§ **WORK INSTRUCTIONS**
Skip the pictures and repeat each line of the data exactly.

§ **Data items**

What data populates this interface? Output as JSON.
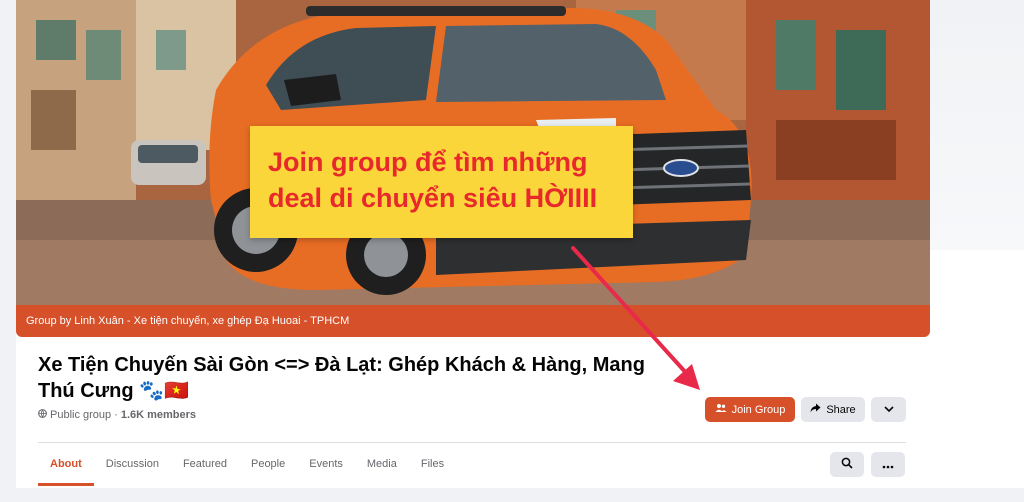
{
  "cover": {
    "promo_line1": "Join group để tìm những",
    "promo_line2": "deal di chuyển siêu HỜIIII",
    "caption": "Group by Linh Xuân - Xe tiện chuyến, xe ghép Đạ Huoai - TPHCM",
    "accent_color": "#d6502a",
    "promo_bg": "#fbd63a",
    "promo_text_color": "#e8292b"
  },
  "group": {
    "title": "Xe Tiện Chuyến Sài Gòn <=> Đà Lạt: Ghép Khách & Hàng, Mang Thú Cưng 🐾🇻🇳",
    "privacy": "Public group",
    "separator": "·",
    "members": "1.6K members"
  },
  "actions": {
    "join_label": "Join Group",
    "share_label": "Share"
  },
  "tabs": [
    {
      "label": "About",
      "active": true
    },
    {
      "label": "Discussion"
    },
    {
      "label": "Featured"
    },
    {
      "label": "People"
    },
    {
      "label": "Events"
    },
    {
      "label": "Media"
    },
    {
      "label": "Files"
    }
  ],
  "icons": [
    "globe-icon",
    "people-icon",
    "share-arrow-icon",
    "chevron-down-icon",
    "search-icon",
    "ellipsis-icon",
    "annotation-arrow"
  ]
}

§ **RIGHT ANSWER**
What data populates this interface? Output as JSON.
{
  "cover": {
    "promo_line1": "Join group để tìm những",
    "promo_line2": "deal di chuyển siêu HỜIIII",
    "caption": "Group by Linh Xuân - Xe tiện chuyến, xe ghép Đạ Huoai - TPHCM",
    "accent_color": "#d6502a",
    "promo_bg": "#fbd63a",
    "promo_text_color": "#e8292b"
  },
  "group": {
    "title": "Xe Tiện Chuyến Sài Gòn <=> Đà Lạt: Ghép Khách & Hàng, Mang Thú Cưng 🐾🇻🇳",
    "privacy": "Public group",
    "separator": "·",
    "members": "1.6K members"
  },
  "actions": {
    "join_label": "Join Group",
    "share_label": "Share"
  },
  "tabs": [
    {
      "label": "About",
      "active": true
    },
    {
      "label": "Discussion"
    },
    {
      "label": "Featured"
    },
    {
      "label": "People"
    },
    {
      "label": "Events"
    },
    {
      "label": "Media"
    },
    {
      "label": "Files"
    }
  ],
  "icons": [
    "globe-icon",
    "people-icon",
    "share-arrow-icon",
    "chevron-down-icon",
    "search-icon",
    "ellipsis-icon",
    "annotation-arrow"
  ]
}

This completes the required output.